■ **GIVEN PROBLEM**
Your task is to repeat the entries underneath exactly, minus the pictures.

———

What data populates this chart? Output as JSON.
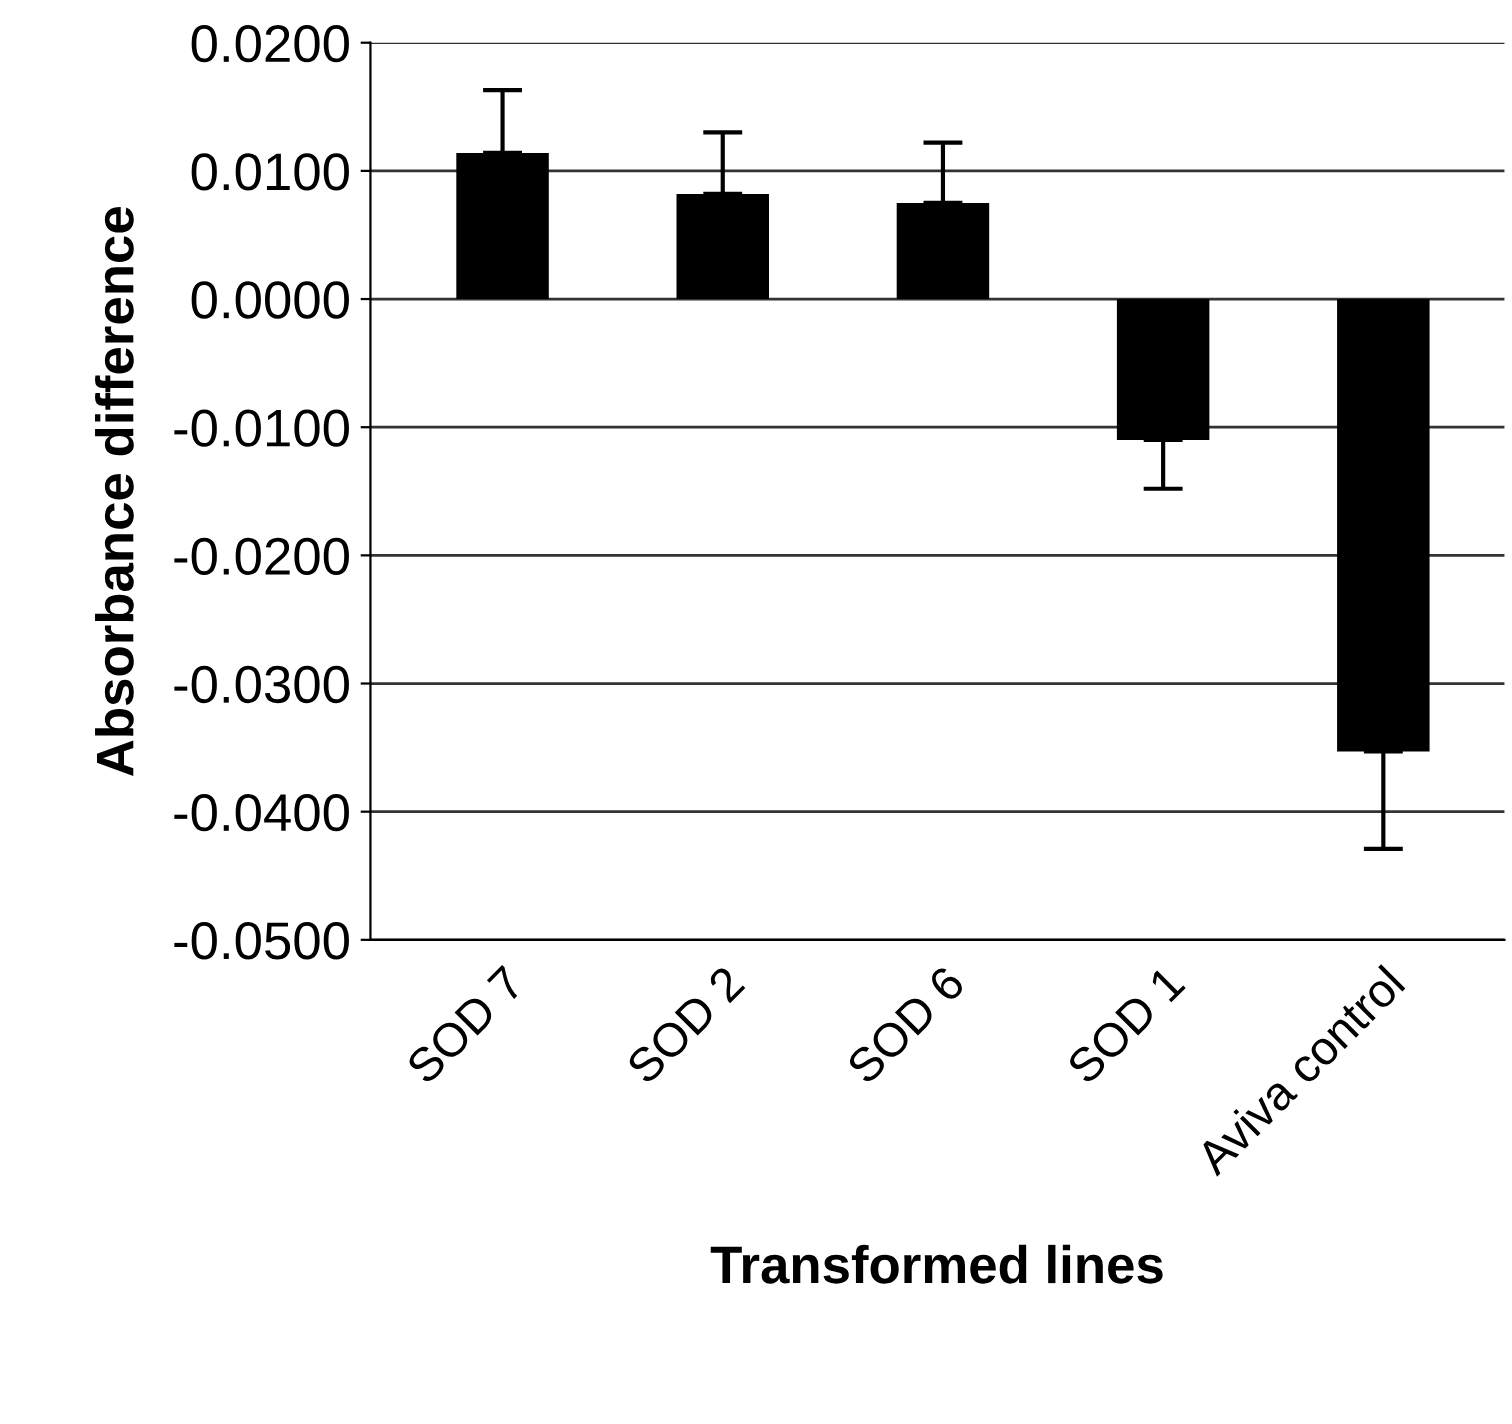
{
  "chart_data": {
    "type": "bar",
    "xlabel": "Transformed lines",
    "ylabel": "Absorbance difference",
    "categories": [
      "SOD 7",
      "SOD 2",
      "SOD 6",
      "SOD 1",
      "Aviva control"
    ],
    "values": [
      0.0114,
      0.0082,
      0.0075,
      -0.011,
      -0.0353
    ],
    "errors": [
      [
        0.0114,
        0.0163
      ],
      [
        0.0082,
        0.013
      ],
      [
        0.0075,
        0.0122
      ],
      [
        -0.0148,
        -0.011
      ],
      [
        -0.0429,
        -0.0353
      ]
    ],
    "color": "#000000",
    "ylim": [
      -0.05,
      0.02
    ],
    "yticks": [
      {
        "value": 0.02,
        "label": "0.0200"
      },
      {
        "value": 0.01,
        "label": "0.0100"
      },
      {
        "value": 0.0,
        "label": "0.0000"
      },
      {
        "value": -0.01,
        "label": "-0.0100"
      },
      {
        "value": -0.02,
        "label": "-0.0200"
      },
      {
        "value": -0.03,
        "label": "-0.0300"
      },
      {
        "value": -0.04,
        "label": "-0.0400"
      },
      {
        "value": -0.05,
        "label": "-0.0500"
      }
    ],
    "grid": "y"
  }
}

———

■ **REPLY**
What data populates this chart? Output as JSON.
{
  "chart_data": {
    "type": "bar",
    "xlabel": "Transformed lines",
    "ylabel": "Absorbance difference",
    "categories": [
      "SOD 7",
      "SOD 2",
      "SOD 6",
      "SOD 1",
      "Aviva control"
    ],
    "values": [
      0.0114,
      0.0082,
      0.0075,
      -0.011,
      -0.0353
    ],
    "errors": [
      [
        0.0114,
        0.0163
      ],
      [
        0.0082,
        0.013
      ],
      [
        0.0075,
        0.0122
      ],
      [
        -0.0148,
        -0.011
      ],
      [
        -0.0429,
        -0.0353
      ]
    ],
    "color": "#000000",
    "ylim": [
      -0.05,
      0.02
    ],
    "yticks": [
      {
        "value": 0.02,
        "label": "0.0200"
      },
      {
        "value": 0.01,
        "label": "0.0100"
      },
      {
        "value": 0.0,
        "label": "0.0000"
      },
      {
        "value": -0.01,
        "label": "-0.0100"
      },
      {
        "value": -0.02,
        "label": "-0.0200"
      },
      {
        "value": -0.03,
        "label": "-0.0300"
      },
      {
        "value": -0.04,
        "label": "-0.0400"
      },
      {
        "value": -0.05,
        "label": "-0.0500"
      }
    ],
    "grid": "y"
  }
}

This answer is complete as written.